Task instructions. List each line in which the string "comunicação" appears.

Data extract.
START

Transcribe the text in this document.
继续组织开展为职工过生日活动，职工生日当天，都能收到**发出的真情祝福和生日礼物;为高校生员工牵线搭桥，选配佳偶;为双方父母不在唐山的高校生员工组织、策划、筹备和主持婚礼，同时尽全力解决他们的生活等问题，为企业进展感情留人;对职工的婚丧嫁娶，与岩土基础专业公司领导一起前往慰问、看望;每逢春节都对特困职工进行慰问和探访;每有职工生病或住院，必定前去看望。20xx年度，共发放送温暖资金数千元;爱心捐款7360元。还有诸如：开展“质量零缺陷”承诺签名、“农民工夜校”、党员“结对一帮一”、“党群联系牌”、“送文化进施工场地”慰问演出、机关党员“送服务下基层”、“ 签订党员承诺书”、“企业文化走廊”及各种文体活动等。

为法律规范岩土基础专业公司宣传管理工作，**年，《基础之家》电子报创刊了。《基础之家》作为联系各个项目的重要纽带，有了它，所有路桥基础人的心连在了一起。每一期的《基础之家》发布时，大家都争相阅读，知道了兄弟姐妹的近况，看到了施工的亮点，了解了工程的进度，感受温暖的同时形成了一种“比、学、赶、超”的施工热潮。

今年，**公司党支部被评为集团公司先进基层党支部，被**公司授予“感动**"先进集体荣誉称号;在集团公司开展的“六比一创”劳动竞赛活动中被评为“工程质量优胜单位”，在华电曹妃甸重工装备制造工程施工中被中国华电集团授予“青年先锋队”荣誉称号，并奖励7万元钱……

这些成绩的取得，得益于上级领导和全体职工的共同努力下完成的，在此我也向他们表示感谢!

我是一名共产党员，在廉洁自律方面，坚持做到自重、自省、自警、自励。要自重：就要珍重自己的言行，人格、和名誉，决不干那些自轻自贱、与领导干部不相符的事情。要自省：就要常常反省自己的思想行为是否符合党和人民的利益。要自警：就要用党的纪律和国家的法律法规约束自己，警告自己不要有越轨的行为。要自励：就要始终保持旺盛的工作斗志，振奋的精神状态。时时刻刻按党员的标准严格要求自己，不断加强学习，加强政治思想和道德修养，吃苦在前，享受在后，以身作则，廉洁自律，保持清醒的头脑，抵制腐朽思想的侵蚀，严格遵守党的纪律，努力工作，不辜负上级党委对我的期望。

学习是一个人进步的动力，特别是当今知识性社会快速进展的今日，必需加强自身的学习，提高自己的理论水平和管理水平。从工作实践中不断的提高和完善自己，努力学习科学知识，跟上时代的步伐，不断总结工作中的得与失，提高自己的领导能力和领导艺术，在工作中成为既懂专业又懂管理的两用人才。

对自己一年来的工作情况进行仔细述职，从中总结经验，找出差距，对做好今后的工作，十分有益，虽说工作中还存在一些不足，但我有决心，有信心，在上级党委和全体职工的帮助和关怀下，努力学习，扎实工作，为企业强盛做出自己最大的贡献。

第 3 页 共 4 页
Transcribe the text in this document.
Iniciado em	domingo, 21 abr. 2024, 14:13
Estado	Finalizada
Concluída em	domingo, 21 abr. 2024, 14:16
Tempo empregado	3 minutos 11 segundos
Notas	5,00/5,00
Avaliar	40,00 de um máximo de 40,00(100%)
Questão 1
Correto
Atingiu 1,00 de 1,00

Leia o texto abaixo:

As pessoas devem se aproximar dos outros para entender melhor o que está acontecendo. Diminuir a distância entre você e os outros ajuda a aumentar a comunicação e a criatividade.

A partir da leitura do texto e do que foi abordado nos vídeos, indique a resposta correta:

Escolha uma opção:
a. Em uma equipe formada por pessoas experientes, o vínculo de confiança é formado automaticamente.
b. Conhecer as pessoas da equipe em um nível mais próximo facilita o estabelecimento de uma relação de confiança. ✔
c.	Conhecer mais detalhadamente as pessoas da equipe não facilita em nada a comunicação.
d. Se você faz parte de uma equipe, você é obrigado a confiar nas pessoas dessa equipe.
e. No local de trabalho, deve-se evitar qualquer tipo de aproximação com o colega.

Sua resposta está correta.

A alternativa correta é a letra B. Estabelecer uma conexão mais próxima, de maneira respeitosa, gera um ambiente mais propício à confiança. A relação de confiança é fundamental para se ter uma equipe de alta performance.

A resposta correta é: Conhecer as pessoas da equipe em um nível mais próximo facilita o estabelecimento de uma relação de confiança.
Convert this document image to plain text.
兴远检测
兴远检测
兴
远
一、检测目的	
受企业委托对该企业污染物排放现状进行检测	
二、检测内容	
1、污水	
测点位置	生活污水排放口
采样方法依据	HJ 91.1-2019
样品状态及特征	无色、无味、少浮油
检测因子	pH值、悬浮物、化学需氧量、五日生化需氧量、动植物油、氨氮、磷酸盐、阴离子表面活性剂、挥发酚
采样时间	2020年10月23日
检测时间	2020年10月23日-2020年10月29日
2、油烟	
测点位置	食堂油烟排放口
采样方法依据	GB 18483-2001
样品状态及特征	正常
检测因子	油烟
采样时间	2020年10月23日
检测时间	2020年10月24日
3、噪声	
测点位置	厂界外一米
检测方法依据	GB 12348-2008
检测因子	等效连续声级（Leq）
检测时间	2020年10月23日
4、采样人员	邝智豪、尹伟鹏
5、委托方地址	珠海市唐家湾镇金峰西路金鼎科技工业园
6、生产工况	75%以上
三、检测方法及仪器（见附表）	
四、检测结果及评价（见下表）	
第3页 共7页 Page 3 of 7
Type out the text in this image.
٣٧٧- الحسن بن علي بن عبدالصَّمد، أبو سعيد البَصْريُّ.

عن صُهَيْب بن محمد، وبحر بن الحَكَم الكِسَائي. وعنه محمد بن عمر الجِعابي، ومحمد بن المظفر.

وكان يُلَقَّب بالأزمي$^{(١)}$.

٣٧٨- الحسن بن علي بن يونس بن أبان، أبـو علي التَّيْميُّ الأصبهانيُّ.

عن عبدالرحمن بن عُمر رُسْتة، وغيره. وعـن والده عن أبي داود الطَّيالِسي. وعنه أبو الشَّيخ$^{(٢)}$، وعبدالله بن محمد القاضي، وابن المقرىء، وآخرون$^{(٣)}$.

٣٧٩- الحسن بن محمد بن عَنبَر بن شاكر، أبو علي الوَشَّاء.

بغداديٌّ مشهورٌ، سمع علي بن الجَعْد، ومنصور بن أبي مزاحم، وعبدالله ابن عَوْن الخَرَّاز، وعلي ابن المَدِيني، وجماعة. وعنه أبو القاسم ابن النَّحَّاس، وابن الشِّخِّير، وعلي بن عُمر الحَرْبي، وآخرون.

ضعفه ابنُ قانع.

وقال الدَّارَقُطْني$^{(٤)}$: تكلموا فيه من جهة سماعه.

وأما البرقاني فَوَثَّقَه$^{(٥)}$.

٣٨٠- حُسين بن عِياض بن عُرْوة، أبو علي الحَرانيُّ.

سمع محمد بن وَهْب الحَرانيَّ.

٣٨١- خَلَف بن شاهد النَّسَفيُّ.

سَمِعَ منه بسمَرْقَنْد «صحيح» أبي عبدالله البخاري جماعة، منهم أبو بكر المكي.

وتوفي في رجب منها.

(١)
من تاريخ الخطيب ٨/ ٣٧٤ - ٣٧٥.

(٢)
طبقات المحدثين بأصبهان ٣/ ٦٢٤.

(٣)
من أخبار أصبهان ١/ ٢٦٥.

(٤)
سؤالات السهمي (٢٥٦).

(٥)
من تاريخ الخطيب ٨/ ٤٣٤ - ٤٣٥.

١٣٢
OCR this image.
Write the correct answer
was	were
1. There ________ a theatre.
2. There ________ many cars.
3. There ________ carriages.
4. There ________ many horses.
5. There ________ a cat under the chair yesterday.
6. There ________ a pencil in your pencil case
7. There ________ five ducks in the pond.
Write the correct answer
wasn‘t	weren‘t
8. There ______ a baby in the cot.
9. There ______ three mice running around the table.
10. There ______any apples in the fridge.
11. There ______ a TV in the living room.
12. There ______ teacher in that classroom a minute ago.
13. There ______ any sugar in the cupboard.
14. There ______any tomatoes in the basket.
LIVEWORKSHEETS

END

Task response.
As pessoas devem se aproximar dos outros para entender melhor o que está acontecendo. Diminuir a distância entre você e os outros ajuda a aumentar a comunicação e a criatividade.
c.	Conhecer mais detalhadamente as pessoas da equipe não facilita em nada a comunicação.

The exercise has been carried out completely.